[Start]

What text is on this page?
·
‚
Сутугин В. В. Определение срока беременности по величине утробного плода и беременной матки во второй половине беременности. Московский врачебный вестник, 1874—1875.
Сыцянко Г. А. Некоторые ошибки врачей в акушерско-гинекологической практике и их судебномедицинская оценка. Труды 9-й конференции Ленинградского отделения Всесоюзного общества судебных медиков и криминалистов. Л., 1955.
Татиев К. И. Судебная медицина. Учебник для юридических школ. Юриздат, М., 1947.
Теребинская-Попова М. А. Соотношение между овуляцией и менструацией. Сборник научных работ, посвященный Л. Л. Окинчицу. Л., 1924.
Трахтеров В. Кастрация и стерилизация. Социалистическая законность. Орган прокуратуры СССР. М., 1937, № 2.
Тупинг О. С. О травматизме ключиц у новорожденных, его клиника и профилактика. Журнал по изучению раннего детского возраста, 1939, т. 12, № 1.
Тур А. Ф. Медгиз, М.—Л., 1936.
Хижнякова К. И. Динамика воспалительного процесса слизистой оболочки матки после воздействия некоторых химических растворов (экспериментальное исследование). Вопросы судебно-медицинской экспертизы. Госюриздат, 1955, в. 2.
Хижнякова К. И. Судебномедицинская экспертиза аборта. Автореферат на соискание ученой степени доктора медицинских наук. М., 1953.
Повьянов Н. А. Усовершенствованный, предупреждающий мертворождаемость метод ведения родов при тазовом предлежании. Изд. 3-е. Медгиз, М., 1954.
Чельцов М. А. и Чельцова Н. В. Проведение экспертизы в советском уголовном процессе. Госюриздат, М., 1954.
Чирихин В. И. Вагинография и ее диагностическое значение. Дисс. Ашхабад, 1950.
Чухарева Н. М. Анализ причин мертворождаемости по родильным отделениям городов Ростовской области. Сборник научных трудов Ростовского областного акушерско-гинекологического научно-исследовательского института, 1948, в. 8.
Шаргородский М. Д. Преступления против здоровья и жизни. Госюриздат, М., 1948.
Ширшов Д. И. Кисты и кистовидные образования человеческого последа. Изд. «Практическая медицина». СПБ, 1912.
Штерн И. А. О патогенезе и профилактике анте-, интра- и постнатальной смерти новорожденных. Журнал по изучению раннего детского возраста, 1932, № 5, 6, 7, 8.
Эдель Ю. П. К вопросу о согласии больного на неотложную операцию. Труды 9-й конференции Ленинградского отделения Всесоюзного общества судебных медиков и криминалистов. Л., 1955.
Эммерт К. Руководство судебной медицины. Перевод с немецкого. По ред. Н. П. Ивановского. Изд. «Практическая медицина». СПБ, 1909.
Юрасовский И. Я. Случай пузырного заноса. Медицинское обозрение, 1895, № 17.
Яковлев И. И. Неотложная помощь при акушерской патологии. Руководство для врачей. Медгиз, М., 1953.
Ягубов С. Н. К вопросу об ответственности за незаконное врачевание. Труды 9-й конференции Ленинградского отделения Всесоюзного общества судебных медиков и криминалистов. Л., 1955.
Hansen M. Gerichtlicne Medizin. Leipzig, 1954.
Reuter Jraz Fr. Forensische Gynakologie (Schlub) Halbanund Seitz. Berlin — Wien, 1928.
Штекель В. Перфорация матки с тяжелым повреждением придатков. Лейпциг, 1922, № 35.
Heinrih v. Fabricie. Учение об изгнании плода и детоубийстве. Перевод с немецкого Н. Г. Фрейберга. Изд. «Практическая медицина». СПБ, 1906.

[End]

▶ **Objective**: Quote every entry exactly.

▶ **Answer in full**:
What text is on this page?
·
‚
Сутугин В. В. Определение срока беременности по величине утробного плода и беременной матки во второй половине беременности. Московский врачебный вестник, 1874—1875.
Сыцянко Г. А. Некоторые ошибки врачей в акушерско-гинекологической практике и их судебномедицинская оценка. Труды 9-й конференции Ленинградского отделения Всесоюзного общества судебных медиков и криминалистов. Л., 1955.
Татиев К. И. Судебная медицина. Учебник для юридических школ. Юриздат, М., 1947.
Теребинская-Попова М. А. Соотношение между овуляцией и менструацией. Сборник научных работ, посвященный Л. Л. Окинчицу. Л., 1924.
Трахтеров В. Кастрация и стерилизация. Социалистическая законность. Орган прокуратуры СССР. М., 1937, № 2.
Тупинг О. С. О травматизме ключиц у новорожденных, его клиника и профилактика. Журнал по изучению раннего детского возраста, 1939, т. 12, № 1.
Тур А. Ф. Медгиз, М.—Л., 1936.
Хижнякова К. И. Динамика воспалительного процесса слизистой оболочки матки после воздействия некоторых химических растворов (экспериментальное исследование). Вопросы судебно-медицинской экспертизы. Госюриздат, 1955, в. 2.
Хижнякова К. И. Судебномедицинская экспертиза аборта. Автореферат на соискание ученой степени доктора медицинских наук. М., 1953.
Повьянов Н. А. Усовершенствованный, предупреждающий мертворождаемость метод ведения родов при тазовом предлежании. Изд. 3-е. Медгиз, М., 1954.
Чельцов М. А. и Чельцова Н. В. Проведение экспертизы в советском уголовном процессе. Госюриздат, М., 1954.
Чирихин В. И. Вагинография и ее диагностическое значение. Дисс. Ашхабад, 1950.
Чухарева Н. М. Анализ причин мертворождаемости по родильным отделениям городов Ростовской области. Сборник научных трудов Ростовского областного акушерско-гинекологического научно-исследовательского института, 1948, в. 8.
Шаргородский М. Д. Преступления против здоровья и жизни. Госюриздат, М., 1948.
Ширшов Д. И. Кисты и кистовидные образования человеческого последа. Изд. «Практическая медицина». СПБ, 1912.
Штерн И. А. О патогенезе и профилактике анте-, интра- и постнатальной смерти новорожденных. Журнал по изучению раннего детского возраста, 1932, № 5, 6, 7, 8.
Эдель Ю. П. К вопросу о согласии больного на неотложную операцию. Труды 9-й конференции Ленинградского отделения Всесоюзного общества судебных медиков и криминалистов. Л., 1955.
Эммерт К. Руководство судебной медицины. Перевод с немецкого. По ред. Н. П. Ивановского. Изд. «Практическая медицина». СПБ, 1909.
Юрасовский И. Я. Случай пузырного заноса. Медицинское обозрение, 1895, № 17.
Яковлев И. И. Неотложная помощь при акушерской патологии. Руководство для врачей. Медгиз, М., 1953.
Ягубов С. Н. К вопросу об ответственности за незаконное врачевание. Труды 9-й конференции Ленинградского отделения Всесоюзного общества судебных медиков и криминалистов. Л., 1955.
Hansen M. Gerichtlicne Medizin. Leipzig, 1954.
Reuter Jraz Fr. Forensische Gynakologie (Schlub) Halbanund Seitz. Berlin — Wien, 1928.
Штекель В. Перфорация матки с тяжелым повреждением придатков. Лейпциг, 1922, № 35.
Heinrih v. Fabricie. Учение об изгнании плода и детоубийстве. Перевод с немецкого Н. Г. Фрейберга. Изд. «Практическая медицина». СПБ, 1906.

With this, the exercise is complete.